TASK INSTRUCTIONS |
Scan the lines below; pull out those with "fotos".

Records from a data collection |

——

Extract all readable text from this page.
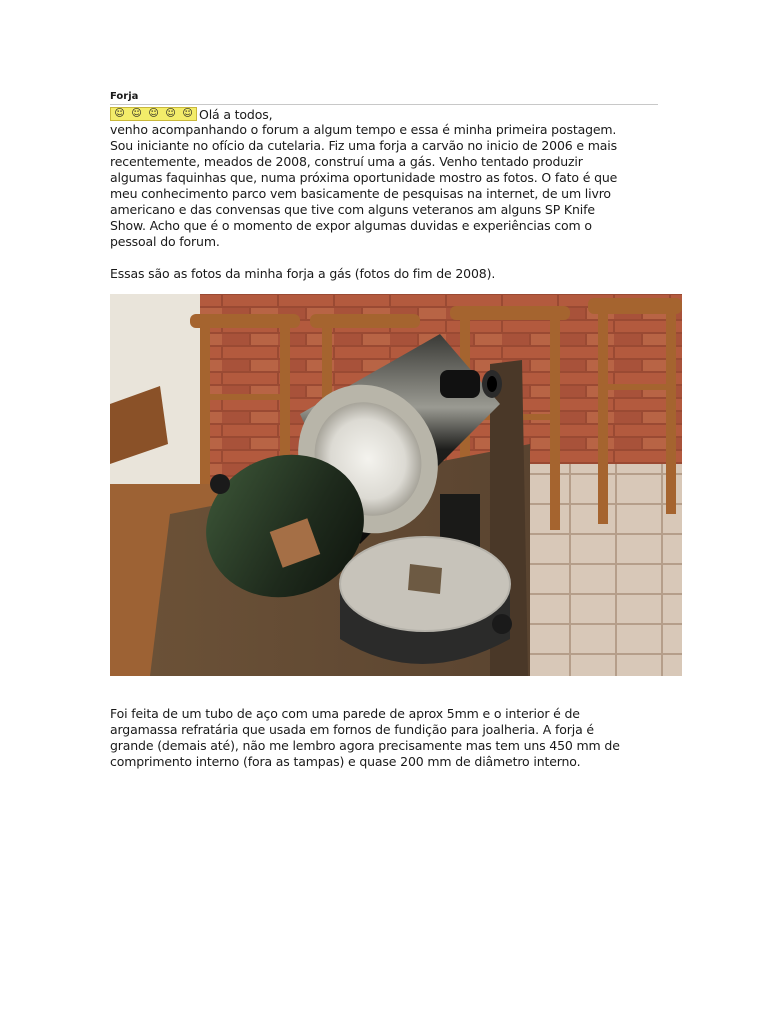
Forja
☺ ☺ ☺ ☺ ☺ Olá a todos,

venho acompanhando o forum a algum tempo e essa é minha primeira postagem.
Sou iniciante no ofício da cutelaria. Fiz uma forja a carvão no inicio de 2006 e mais
recentemente, meados de 2008, construí uma a gás. Venho tentado produzir
algumas faquinhas que, numa próxima oportunidade mostro as fotos. O fato é que
meu conhecimento parco vem basicamente de pesquisas na internet, de um livro
americano e das convensas que tive com alguns veteranos am alguns SP Knife
Show. Acho que é o momento de expor algumas duvidas e experiências com o
pessoal do forum.

Essas são as fotos da minha forja a gás (fotos do fim de 2008).

Foi feita de um tubo de aço com uma parede de aprox 5mm e o interior é de
argamassa refratária que usada em fornos de fundição para joalheria. A forja é
grande (demais até), não me lembro agora precisamente mas tem uns 450 mm de
comprimento interno (fora as tampas) e quase 200 mm de diâmetro interno.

——

TASK RESPONSE |
algumas faquinhas que, numa próxima oportunidade mostro as fotos. O fato é que
Essas são as fotos da minha forja a gás (fotos do fim de 2008).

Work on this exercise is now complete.